__PROVIDED PASSAGE__
BEGIN

With two separate studios, how do you go about working on a new album, especially with gear in different places? Do you split your time between the two different spaces?

James: “Yeah, it’s quite good really to be able to have each different room surrounded by different equipment and speakers – it encourages you to make slightly different decisions, so it’s quite good for us to be able to flit between the two. I’d quite often go to Jas’s and stay there for a week or two and come home at weekends and then Jas will come out and stay with me for a bit and we’ll just do it like that. We never really work remotely. We tend to do it in the same room at the same time just because, again, it changes the things that you do. I think we’ve, we’ve spent so long working together, we’ve got a pretty fluid way of way of operating so it just seems to make the most sense to be in the same room at the same time.”

Rack effects

How do you work? Do you have to communicate with each other a lot or is it all quite instinctive?

END

__MATERIAL SUPPLIED__
BEGIN

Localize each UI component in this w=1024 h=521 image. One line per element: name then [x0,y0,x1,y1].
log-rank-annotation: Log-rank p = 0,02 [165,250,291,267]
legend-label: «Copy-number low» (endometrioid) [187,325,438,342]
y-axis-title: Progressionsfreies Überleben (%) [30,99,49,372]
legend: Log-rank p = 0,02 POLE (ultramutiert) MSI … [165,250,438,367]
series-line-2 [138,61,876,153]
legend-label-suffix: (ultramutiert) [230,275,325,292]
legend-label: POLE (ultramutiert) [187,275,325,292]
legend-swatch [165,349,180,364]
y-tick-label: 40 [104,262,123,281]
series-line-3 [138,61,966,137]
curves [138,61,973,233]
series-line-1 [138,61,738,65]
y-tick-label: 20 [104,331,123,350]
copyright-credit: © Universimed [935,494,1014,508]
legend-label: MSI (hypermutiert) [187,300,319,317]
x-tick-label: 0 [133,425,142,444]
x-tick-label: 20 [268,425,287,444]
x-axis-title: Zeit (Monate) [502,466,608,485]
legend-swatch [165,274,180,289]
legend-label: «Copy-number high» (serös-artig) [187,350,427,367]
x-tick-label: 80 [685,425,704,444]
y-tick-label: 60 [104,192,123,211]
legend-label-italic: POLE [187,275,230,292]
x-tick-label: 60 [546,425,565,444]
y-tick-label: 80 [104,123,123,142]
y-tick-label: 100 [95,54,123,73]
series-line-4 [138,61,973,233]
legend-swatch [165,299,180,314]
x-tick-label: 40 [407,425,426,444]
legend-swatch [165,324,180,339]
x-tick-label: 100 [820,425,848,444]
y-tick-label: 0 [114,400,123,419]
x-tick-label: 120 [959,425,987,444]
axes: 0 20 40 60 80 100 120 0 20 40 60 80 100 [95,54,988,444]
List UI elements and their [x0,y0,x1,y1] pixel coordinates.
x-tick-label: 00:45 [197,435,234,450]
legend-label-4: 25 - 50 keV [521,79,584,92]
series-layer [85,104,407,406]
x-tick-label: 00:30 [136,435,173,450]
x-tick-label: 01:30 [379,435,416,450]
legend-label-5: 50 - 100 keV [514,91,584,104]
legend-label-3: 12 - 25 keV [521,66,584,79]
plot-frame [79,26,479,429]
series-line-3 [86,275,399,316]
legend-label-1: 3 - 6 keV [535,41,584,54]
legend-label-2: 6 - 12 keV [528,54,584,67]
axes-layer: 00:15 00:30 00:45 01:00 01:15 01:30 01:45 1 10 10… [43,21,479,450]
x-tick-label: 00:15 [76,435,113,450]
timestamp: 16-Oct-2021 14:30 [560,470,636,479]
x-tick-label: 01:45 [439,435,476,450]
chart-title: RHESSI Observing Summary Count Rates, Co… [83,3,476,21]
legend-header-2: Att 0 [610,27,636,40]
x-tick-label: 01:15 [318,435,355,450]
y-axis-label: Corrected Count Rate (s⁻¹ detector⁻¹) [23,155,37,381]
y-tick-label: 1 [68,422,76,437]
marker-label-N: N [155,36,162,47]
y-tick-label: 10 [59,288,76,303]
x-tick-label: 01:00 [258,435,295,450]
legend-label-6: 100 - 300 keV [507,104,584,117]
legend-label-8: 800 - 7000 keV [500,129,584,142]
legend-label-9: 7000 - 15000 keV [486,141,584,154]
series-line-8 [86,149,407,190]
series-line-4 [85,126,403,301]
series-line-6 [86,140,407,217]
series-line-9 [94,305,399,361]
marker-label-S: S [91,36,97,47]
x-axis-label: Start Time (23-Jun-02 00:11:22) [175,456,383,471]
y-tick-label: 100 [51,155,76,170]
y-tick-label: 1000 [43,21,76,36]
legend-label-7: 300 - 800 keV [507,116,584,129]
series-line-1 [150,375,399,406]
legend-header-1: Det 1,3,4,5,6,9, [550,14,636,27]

END

__PROBLEMS TO WORK ON__
A – Reproduce the part of the studio interview that opens with the words containing "With two separate" and closes with "two different spaces?".
B – Pick up the studio interview after its last line and write what comes next.

__OUTPUTS IN ORDER__
A –
With two separate studios, how do you go about working on a new album, especially with gear in different places? Do you split your time between the two different spaces?

B –
James: “Obviously we’ve been in bands and DJed together for a scary amount of time so that amount of energy you put into a common understanding does count for a lot. There’s a lot that you don’t have to say and a lot of things that are a given and I think it’s definitely very valuable, especially when I spend a lot of time working with lots of different people as well. I often walk into a room and have to make music with people who are pretty much strangers and that really makes me realize how easy it is making music with Jas, because you do have to tread carefully and build a new relationship with someone each time. That being said, Jas is always someone who’s challenged me to do something unexpected.”

Jas: “I think if we’d only made music together eventually it would have become frustrating. But because both of us disappear off and do quite different things – for a while I was off DJing and making really nerdy techno and James was working with lots of different bands – when we came back together we challenge and maybe slightly surprise each other, but without falling out because we go back so far. We don’t have to tread carefully, we can just say “right, what about if we do this” and not have to worry that the other is going to take offense about it. It’s not a telepathy but a kind of an understanding of each other – when we come back, it’s not the same old, same old. There’s something new for us to explore.”

Jas, how has your recent diagnosis affected your work?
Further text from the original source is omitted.